[Start of Task data]

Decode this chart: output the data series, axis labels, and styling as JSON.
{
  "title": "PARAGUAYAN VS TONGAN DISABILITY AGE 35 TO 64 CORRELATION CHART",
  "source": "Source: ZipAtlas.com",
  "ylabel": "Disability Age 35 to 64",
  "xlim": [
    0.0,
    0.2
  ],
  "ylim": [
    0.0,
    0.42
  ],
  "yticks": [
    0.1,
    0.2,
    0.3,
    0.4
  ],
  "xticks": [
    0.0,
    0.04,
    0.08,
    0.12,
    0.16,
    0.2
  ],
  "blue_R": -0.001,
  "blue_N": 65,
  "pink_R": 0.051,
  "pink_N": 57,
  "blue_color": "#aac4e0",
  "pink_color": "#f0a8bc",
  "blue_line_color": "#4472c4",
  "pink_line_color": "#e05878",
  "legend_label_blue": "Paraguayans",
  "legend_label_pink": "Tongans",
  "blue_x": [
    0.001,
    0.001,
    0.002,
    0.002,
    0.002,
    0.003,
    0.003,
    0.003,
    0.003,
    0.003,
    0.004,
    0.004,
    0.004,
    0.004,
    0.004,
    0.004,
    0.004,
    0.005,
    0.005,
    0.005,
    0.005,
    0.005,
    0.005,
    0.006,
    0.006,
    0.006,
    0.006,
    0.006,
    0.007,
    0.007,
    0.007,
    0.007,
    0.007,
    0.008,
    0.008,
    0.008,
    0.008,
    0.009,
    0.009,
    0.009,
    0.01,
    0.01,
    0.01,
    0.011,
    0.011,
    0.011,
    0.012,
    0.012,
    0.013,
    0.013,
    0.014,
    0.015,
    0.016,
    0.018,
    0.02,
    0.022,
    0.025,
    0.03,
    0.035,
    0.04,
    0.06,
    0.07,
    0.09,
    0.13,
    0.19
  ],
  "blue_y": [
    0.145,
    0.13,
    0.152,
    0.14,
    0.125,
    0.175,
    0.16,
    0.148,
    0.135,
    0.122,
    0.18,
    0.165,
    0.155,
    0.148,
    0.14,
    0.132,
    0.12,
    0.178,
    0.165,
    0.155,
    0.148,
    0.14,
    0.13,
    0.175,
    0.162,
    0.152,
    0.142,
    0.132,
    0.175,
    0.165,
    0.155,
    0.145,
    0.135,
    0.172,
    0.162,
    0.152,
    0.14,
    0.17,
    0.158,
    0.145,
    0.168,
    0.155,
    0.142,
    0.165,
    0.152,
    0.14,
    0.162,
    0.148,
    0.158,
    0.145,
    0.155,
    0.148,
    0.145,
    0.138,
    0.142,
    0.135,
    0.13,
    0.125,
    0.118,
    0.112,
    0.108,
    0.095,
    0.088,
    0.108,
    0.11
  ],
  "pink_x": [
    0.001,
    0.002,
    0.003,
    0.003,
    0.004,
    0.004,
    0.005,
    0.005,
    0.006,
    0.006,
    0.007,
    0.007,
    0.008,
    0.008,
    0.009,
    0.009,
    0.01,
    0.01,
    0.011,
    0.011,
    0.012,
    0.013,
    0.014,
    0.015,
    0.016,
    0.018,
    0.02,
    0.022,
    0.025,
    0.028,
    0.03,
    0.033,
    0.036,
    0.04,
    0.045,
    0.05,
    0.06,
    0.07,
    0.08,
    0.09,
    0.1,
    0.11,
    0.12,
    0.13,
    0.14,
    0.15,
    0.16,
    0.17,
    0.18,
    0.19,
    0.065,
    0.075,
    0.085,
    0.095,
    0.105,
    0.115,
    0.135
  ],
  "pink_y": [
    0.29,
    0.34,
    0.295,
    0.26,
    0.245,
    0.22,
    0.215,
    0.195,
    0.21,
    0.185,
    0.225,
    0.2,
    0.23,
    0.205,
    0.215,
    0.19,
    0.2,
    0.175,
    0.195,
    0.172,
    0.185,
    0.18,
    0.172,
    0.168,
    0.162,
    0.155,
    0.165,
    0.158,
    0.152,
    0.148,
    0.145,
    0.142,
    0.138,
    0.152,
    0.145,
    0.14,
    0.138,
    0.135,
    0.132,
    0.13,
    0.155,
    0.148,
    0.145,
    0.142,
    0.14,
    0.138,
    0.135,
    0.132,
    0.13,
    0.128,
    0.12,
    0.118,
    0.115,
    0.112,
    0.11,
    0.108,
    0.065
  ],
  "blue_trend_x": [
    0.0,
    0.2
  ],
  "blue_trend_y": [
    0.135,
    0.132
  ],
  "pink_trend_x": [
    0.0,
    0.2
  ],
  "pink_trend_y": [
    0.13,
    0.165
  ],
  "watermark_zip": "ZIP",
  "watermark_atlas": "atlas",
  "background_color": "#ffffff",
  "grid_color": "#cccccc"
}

[End of Task data]

→ **Exercise brief**:
Each record above must be given again exactly.

→ **Result for this task**:
Decode this chart: output the data series, axis labels, and styling as JSON.
{
  "title": "PARAGUAYAN VS TONGAN DISABILITY AGE 35 TO 64 CORRELATION CHART",
  "source": "Source: ZipAtlas.com",
  "ylabel": "Disability Age 35 to 64",
  "xlim": [
    0.0,
    0.2
  ],
  "ylim": [
    0.0,
    0.42
  ],
  "yticks": [
    0.1,
    0.2,
    0.3,
    0.4
  ],
  "xticks": [
    0.0,
    0.04,
    0.08,
    0.12,
    0.16,
    0.2
  ],
  "blue_R": -0.001,
  "blue_N": 65,
  "pink_R": 0.051,
  "pink_N": 57,
  "blue_color": "#aac4e0",
  "pink_color": "#f0a8bc",
  "blue_line_color": "#4472c4",
  "pink_line_color": "#e05878",
  "legend_label_blue": "Paraguayans",
  "legend_label_pink": "Tongans",
  "blue_x": [
    0.001,
    0.001,
    0.002,
    0.002,
    0.002,
    0.003,
    0.003,
    0.003,
    0.003,
    0.003,
    0.004,
    0.004,
    0.004,
    0.004,
    0.004,
    0.004,
    0.004,
    0.005,
    0.005,
    0.005,
    0.005,
    0.005,
    0.005,
    0.006,
    0.006,
    0.006,
    0.006,
    0.006,
    0.007,
    0.007,
    0.007,
    0.007,
    0.007,
    0.008,
    0.008,
    0.008,
    0.008,
    0.009,
    0.009,
    0.009,
    0.01,
    0.01,
    0.01,
    0.011,
    0.011,
    0.011,
    0.012,
    0.012,
    0.013,
    0.013,
    0.014,
    0.015,
    0.016,
    0.018,
    0.02,
    0.022,
    0.025,
    0.03,
    0.035,
    0.04,
    0.06,
    0.07,
    0.09,
    0.13,
    0.19
  ],
  "blue_y": [
    0.145,
    0.13,
    0.152,
    0.14,
    0.125,
    0.175,
    0.16,
    0.148,
    0.135,
    0.122,
    0.18,
    0.165,
    0.155,
    0.148,
    0.14,
    0.132,
    0.12,
    0.178,
    0.165,
    0.155,
    0.148,
    0.14,
    0.13,
    0.175,
    0.162,
    0.152,
    0.142,
    0.132,
    0.175,
    0.165,
    0.155,
    0.145,
    0.135,
    0.172,
    0.162,
    0.152,
    0.14,
    0.17,
    0.158,
    0.145,
    0.168,
    0.155,
    0.142,
    0.165,
    0.152,
    0.14,
    0.162,
    0.148,
    0.158,
    0.145,
    0.155,
    0.148,
    0.145,
    0.138,
    0.142,
    0.135,
    0.13,
    0.125,
    0.118,
    0.112,
    0.108,
    0.095,
    0.088,
    0.108,
    0.11
  ],
  "pink_x": [
    0.001,
    0.002,
    0.003,
    0.003,
    0.004,
    0.004,
    0.005,
    0.005,
    0.006,
    0.006,
    0.007,
    0.007,
    0.008,
    0.008,
    0.009,
    0.009,
    0.01,
    0.01,
    0.011,
    0.011,
    0.012,
    0.013,
    0.014,
    0.015,
    0.016,
    0.018,
    0.02,
    0.022,
    0.025,
    0.028,
    0.03,
    0.033,
    0.036,
    0.04,
    0.045,
    0.05,
    0.06,
    0.07,
    0.08,
    0.09,
    0.1,
    0.11,
    0.12,
    0.13,
    0.14,
    0.15,
    0.16,
    0.17,
    0.18,
    0.19,
    0.065,
    0.075,
    0.085,
    0.095,
    0.105,
    0.115,
    0.135
  ],
  "pink_y": [
    0.29,
    0.34,
    0.295,
    0.26,
    0.245,
    0.22,
    0.215,
    0.195,
    0.21,
    0.185,
    0.225,
    0.2,
    0.23,
    0.205,
    0.215,
    0.19,
    0.2,
    0.175,
    0.195,
    0.172,
    0.185,
    0.18,
    0.172,
    0.168,
    0.162,
    0.155,
    0.165,
    0.158,
    0.152,
    0.148,
    0.145,
    0.142,
    0.138,
    0.152,
    0.145,
    0.14,
    0.138,
    0.135,
    0.132,
    0.13,
    0.155,
    0.148,
    0.145,
    0.142,
    0.14,
    0.138,
    0.135,
    0.132,
    0.13,
    0.128,
    0.12,
    0.118,
    0.115,
    0.112,
    0.11,
    0.108,
    0.065
  ],
  "blue_trend_x": [
    0.0,
    0.2
  ],
  "blue_trend_y": [
    0.135,
    0.132
  ],
  "pink_trend_x": [
    0.0,
    0.2
  ],
  "pink_trend_y": [
    0.13,
    0.165
  ],
  "watermark_zip": "ZIP",
  "watermark_atlas": "atlas",
  "background_color": "#ffffff",
  "grid_color": "#cccccc"
}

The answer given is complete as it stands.